Records from a collection

+++

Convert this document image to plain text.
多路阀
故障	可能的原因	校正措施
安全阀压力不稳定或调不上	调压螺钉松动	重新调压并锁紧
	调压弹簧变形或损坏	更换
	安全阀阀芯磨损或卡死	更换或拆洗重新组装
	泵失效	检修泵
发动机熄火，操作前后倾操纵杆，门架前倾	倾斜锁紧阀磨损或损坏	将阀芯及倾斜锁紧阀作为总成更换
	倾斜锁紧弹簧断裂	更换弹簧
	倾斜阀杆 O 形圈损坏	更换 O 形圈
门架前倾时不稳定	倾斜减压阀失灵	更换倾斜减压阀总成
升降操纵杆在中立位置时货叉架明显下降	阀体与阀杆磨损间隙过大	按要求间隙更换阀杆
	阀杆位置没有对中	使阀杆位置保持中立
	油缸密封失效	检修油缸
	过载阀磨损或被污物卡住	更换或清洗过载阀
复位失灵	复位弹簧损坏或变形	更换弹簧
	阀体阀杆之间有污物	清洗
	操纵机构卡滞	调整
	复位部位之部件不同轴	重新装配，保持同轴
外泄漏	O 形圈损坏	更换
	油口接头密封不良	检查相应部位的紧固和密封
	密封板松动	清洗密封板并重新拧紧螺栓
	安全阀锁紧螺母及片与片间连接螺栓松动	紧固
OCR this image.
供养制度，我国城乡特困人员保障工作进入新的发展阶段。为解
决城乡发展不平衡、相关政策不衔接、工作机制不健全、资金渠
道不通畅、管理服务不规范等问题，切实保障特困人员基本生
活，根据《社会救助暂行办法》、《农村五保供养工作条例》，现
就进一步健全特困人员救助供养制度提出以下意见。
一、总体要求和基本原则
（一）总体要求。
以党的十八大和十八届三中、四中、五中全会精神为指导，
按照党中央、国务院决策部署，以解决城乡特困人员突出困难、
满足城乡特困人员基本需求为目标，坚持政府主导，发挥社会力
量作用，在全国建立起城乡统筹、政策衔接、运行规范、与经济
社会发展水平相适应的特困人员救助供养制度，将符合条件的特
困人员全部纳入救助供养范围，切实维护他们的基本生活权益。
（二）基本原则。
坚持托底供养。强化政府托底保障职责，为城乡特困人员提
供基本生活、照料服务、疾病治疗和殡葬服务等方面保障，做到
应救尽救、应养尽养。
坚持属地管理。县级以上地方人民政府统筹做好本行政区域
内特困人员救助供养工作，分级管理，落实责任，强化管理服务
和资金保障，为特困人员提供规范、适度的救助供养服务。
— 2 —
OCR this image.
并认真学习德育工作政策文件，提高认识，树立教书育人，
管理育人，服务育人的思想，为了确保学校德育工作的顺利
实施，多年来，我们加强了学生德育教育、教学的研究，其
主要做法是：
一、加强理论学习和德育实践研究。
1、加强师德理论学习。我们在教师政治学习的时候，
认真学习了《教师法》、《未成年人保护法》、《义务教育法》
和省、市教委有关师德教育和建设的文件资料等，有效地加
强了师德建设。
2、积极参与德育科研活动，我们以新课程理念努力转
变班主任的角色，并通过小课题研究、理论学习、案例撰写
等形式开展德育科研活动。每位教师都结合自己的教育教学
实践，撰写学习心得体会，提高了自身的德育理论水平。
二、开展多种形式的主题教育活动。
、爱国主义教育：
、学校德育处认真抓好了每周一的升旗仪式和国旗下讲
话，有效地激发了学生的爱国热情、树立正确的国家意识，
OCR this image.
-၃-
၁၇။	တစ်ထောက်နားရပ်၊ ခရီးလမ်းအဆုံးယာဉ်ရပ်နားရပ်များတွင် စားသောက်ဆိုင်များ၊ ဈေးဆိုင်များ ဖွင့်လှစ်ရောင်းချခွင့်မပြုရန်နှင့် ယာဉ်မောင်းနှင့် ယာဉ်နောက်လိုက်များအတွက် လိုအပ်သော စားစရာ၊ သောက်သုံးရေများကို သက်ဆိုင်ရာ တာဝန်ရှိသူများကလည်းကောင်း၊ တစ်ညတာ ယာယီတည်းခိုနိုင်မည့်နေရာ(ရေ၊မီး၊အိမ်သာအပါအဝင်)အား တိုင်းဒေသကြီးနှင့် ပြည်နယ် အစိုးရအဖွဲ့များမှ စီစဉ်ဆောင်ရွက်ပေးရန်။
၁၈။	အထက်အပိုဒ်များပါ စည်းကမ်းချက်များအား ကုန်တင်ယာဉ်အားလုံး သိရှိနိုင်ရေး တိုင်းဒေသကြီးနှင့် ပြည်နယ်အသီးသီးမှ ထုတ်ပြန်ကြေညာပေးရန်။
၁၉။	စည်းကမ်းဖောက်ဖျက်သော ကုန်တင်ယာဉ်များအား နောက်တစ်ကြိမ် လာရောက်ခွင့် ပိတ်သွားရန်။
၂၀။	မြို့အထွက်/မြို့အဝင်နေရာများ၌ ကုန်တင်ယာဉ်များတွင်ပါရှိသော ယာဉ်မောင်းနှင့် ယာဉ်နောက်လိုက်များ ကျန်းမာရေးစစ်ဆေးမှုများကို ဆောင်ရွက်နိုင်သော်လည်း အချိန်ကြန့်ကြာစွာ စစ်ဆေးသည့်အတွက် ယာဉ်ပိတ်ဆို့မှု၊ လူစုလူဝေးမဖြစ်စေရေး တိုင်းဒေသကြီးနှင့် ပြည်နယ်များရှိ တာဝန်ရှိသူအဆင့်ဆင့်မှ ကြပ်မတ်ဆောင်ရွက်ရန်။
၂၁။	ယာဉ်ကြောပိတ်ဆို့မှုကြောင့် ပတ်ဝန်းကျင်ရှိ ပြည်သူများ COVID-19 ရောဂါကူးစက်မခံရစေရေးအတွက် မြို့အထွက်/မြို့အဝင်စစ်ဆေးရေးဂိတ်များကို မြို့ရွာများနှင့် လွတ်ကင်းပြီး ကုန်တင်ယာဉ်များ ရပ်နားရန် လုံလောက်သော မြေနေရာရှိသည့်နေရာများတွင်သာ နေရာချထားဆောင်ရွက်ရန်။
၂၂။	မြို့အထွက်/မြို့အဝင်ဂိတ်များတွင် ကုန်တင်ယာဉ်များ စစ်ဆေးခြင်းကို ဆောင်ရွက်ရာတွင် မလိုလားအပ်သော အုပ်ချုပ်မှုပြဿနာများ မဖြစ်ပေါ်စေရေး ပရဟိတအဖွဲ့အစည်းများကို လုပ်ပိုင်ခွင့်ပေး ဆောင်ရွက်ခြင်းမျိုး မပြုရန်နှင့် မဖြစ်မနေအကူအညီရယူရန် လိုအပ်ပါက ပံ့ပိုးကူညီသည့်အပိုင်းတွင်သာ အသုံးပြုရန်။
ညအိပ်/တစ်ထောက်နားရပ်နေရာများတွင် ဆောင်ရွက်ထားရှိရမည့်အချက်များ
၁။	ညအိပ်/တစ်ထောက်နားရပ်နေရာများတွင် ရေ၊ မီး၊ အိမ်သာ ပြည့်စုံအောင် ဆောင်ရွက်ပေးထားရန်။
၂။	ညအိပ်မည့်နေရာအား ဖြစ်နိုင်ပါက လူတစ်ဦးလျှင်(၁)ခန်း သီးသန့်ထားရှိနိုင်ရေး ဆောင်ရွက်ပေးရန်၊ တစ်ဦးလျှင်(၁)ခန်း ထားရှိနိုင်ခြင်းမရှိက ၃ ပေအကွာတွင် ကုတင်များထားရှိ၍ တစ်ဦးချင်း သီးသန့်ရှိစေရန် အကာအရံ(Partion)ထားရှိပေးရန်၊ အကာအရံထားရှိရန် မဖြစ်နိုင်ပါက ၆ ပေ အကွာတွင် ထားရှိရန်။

+++

Each record must be repeated exactly as it is.

TASK RESULT
Convert this document image to plain text.
多路阀
故障	可能的原因	校正措施
安全阀压力不稳定或调不上	调压螺钉松动	重新调压并锁紧
	调压弹簧变形或损坏	更换
	安全阀阀芯磨损或卡死	更换或拆洗重新组装
	泵失效	检修泵
发动机熄火，操作前后倾操纵杆，门架前倾	倾斜锁紧阀磨损或损坏	将阀芯及倾斜锁紧阀作为总成更换
	倾斜锁紧弹簧断裂	更换弹簧
	倾斜阀杆 O 形圈损坏	更换 O 形圈
门架前倾时不稳定	倾斜减压阀失灵	更换倾斜减压阀总成
升降操纵杆在中立位置时货叉架明显下降	阀体与阀杆磨损间隙过大	按要求间隙更换阀杆
	阀杆位置没有对中	使阀杆位置保持中立
	油缸密封失效	检修油缸
	过载阀磨损或被污物卡住	更换或清洗过载阀
复位失灵	复位弹簧损坏或变形	更换弹簧
	阀体阀杆之间有污物	清洗
	操纵机构卡滞	调整
	复位部位之部件不同轴	重新装配，保持同轴
外泄漏	O 形圈损坏	更换
	油口接头密封不良	检查相应部位的紧固和密封
	密封板松动	清洗密封板并重新拧紧螺栓
	安全阀锁紧螺母及片与片间连接螺栓松动	紧固
OCR this image.
供养制度，我国城乡特困人员保障工作进入新的发展阶段。为解
决城乡发展不平衡、相关政策不衔接、工作机制不健全、资金渠
道不通畅、管理服务不规范等问题，切实保障特困人员基本生
活，根据《社会救助暂行办法》、《农村五保供养工作条例》，现
就进一步健全特困人员救助供养制度提出以下意见。
一、总体要求和基本原则
（一）总体要求。
以党的十八大和十八届三中、四中、五中全会精神为指导，
按照党中央、国务院决策部署，以解决城乡特困人员突出困难、
满足城乡特困人员基本需求为目标，坚持政府主导，发挥社会力
量作用，在全国建立起城乡统筹、政策衔接、运行规范、与经济
社会发展水平相适应的特困人员救助供养制度，将符合条件的特
困人员全部纳入救助供养范围，切实维护他们的基本生活权益。
（二）基本原则。
坚持托底供养。强化政府托底保障职责，为城乡特困人员提
供基本生活、照料服务、疾病治疗和殡葬服务等方面保障，做到
应救尽救、应养尽养。
坚持属地管理。县级以上地方人民政府统筹做好本行政区域
内特困人员救助供养工作，分级管理，落实责任，强化管理服务
和资金保障，为特困人员提供规范、适度的救助供养服务。
— 2 —
OCR this image.
并认真学习德育工作政策文件，提高认识，树立教书育人，
管理育人，服务育人的思想，为了确保学校德育工作的顺利
实施，多年来，我们加强了学生德育教育、教学的研究，其
主要做法是：
一、加强理论学习和德育实践研究。
1、加强师德理论学习。我们在教师政治学习的时候，
认真学习了《教师法》、《未成年人保护法》、《义务教育法》
和省、市教委有关师德教育和建设的文件资料等，有效地加
强了师德建设。
2、积极参与德育科研活动，我们以新课程理念努力转
变班主任的角色，并通过小课题研究、理论学习、案例撰写
等形式开展德育科研活动。每位教师都结合自己的教育教学
实践，撰写学习心得体会，提高了自身的德育理论水平。
二、开展多种形式的主题教育活动。
、爱国主义教育：
、学校德育处认真抓好了每周一的升旗仪式和国旗下讲
话，有效地激发了学生的爱国热情、树立正确的国家意识，
OCR this image.
-၃-
၁၇။	တစ်ထောက်နားရပ်၊ ခရီးလမ်းအဆုံးယာဉ်ရပ်နားရပ်များတွင် စားသောက်ဆိုင်များ၊ ဈေးဆိုင်များ ဖွင့်လှစ်ရောင်းချခွင့်မပြုရန်နှင့် ယာဉ်မောင်းနှင့် ယာဉ်နောက်လိုက်များအတွက် လိုအပ်သော စားစရာ၊ သောက်သုံးရေများကို သက်ဆိုင်ရာ တာဝန်ရှိသူများကလည်းကောင်း၊ တစ်ညတာ ယာယီတည်းခိုနိုင်မည့်နေရာ(ရေ၊မီး၊အိမ်သာအပါအဝင်)အား တိုင်းဒေသကြီးနှင့် ပြည်နယ် အစိုးရအဖွဲ့များမှ စီစဉ်ဆောင်ရွက်ပေးရန်။
၁၈။	အထက်အပိုဒ်များပါ စည်းကမ်းချက်များအား ကုန်တင်ယာဉ်အားလုံး သိရှိနိုင်ရေး တိုင်းဒေသကြီးနှင့် ပြည်နယ်အသီးသီးမှ ထုတ်ပြန်ကြေညာပေးရန်။
၁၉။	စည်းကမ်းဖောက်ဖျက်သော ကုန်တင်ယာဉ်များအား နောက်တစ်ကြိမ် လာရောက်ခွင့် ပိတ်သွားရန်။
၂၀။	မြို့အထွက်/မြို့အဝင်နေရာများ၌ ကုန်တင်ယာဉ်များတွင်ပါရှိသော ယာဉ်မောင်းနှင့် ယာဉ်နောက်လိုက်များ ကျန်းမာရေးစစ်ဆေးမှုများကို ဆောင်ရွက်နိုင်သော်လည်း အချိန်ကြန့်ကြာစွာ စစ်ဆေးသည့်အတွက် ယာဉ်ပိတ်ဆို့မှု၊ လူစုလူဝေးမဖြစ်စေရေး တိုင်းဒေသကြီးနှင့် ပြည်နယ်များရှိ တာဝန်ရှိသူအဆင့်ဆင့်မှ ကြပ်မတ်ဆောင်ရွက်ရန်။
၂၁။	ယာဉ်ကြောပိတ်ဆို့မှုကြောင့် ပတ်ဝန်းကျင်ရှိ ပြည်သူများ COVID-19 ရောဂါကူးစက်မခံရစေရေးအတွက် မြို့အထွက်/မြို့အဝင်စစ်ဆေးရေးဂိတ်များကို မြို့ရွာများနှင့် လွတ်ကင်းပြီး ကုန်တင်ယာဉ်များ ရပ်နားရန် လုံလောက်သော မြေနေရာရှိသည့်နေရာများတွင်သာ နေရာချထားဆောင်ရွက်ရန်။
၂၂။	မြို့အထွက်/မြို့အဝင်ဂိတ်များတွင် ကုန်တင်ယာဉ်များ စစ်ဆေးခြင်းကို ဆောင်ရွက်ရာတွင် မလိုလားအပ်သော အုပ်ချုပ်မှုပြဿနာများ မဖြစ်ပေါ်စေရေး ပရဟိတအဖွဲ့အစည်းများကို လုပ်ပိုင်ခွင့်ပေး ဆောင်ရွက်ခြင်းမျိုး မပြုရန်နှင့် မဖြစ်မနေအကူအညီရယူရန် လိုအပ်ပါက ပံ့ပိုးကူညီသည့်အပိုင်းတွင်သာ အသုံးပြုရန်။
ညအိပ်/တစ်ထောက်နားရပ်နေရာများတွင် ဆောင်ရွက်ထားရှိရမည့်အချက်များ
၁။	ညအိပ်/တစ်ထောက်နားရပ်နေရာများတွင် ရေ၊ မီး၊ အိမ်သာ ပြည့်စုံအောင် ဆောင်ရွက်ပေးထားရန်။
၂။	ညအိပ်မည့်နေရာအား ဖြစ်နိုင်ပါက လူတစ်ဦးလျှင်(၁)ခန်း သီးသန့်ထားရှိနိုင်ရေး ဆောင်ရွက်ပေးရန်၊ တစ်ဦးလျှင်(၁)ခန်း ထားရှိနိုင်ခြင်းမရှိက ၃ ပေအကွာတွင် ကုတင်များထားရှိ၍ တစ်ဦးချင်း သီးသန့်ရှိစေရန် အကာအရံ(Partion)ထားရှိပေးရန်၊ အကာအရံထားရှိရန် မဖြစ်နိုင်ပါက ၆ ပေ အကွာတွင် ထားရှိရန်။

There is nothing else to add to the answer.